Extracted data:
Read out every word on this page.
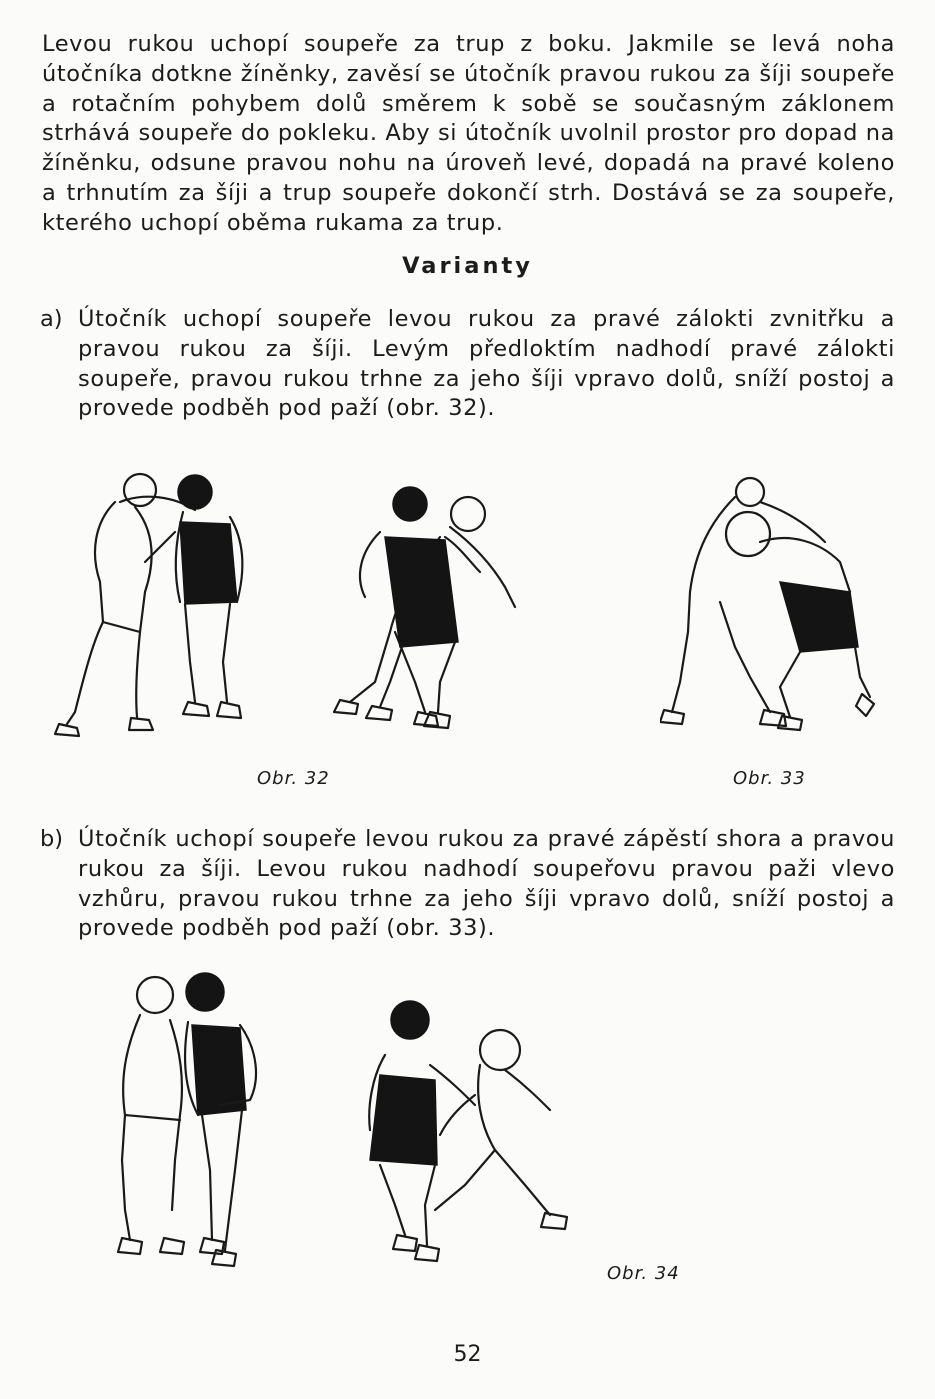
Levou rukou uchopí soupeře za trup z boku. Jakmile se levá noha útočníka dotkne žíněnky, zavěsí se útočník pravou rukou za šíji soupeře a rotačním pohybem dolů směrem k sobě se současným záklonem strhává soupeře do pokleku. Aby si útočník uvolnil prostor pro dopad na žíněnku, odsune pravou nohu na úroveň levé, dopadá na pravé koleno a trhnutím za šíji a trup soupeře dokončí strh. Dostává se za soupeře, kterého uchopí oběma rukama za trup.
Varianty
a) Útočník uchopí soupeře levou rukou za pravé zálokti zvnitřku a pravou rukou za šíji. Levým předloktím nadhodí pravé zálokti soupeře, pravou rukou trhne za jeho šíji vpravo dolů, sníží postoj a provede podběh pod paží (obr. 32).
Obr. 32	Obr. 33
b) Útočník uchopí soupeře levou rukou za pravé zápěstí shora a pravou rukou za šíji. Levou rukou nadhodí soupeřovu pravou paži vlevo vzhůru, pravou rukou trhne za jeho šíji vpravo dolů, sníží postoj a provede podběh pod paží (obr. 33).
Obr. 34
52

Goal:
Collect each line of the entries that has the word "vpravo", copying it in full.

Output of the exercise:
a) Útočník uchopí soupeře levou rukou za pravé zálokti zvnitřku a pravou rukou za šíji. Levým předloktím nadhodí pravé zálokti soupeře, pravou rukou trhne za jeho šíji vpravo dolů, sníží postoj a provede podběh pod paží (obr. 32).
b) Útočník uchopí soupeře levou rukou za pravé zápěstí shora a pravou rukou za šíji. Levou rukou nadhodí soupeřovu pravou paži vlevo vzhůru, pravou rukou trhne za jeho šíji vpravo dolů, sníží postoj a provede podběh pod paží (obr. 33).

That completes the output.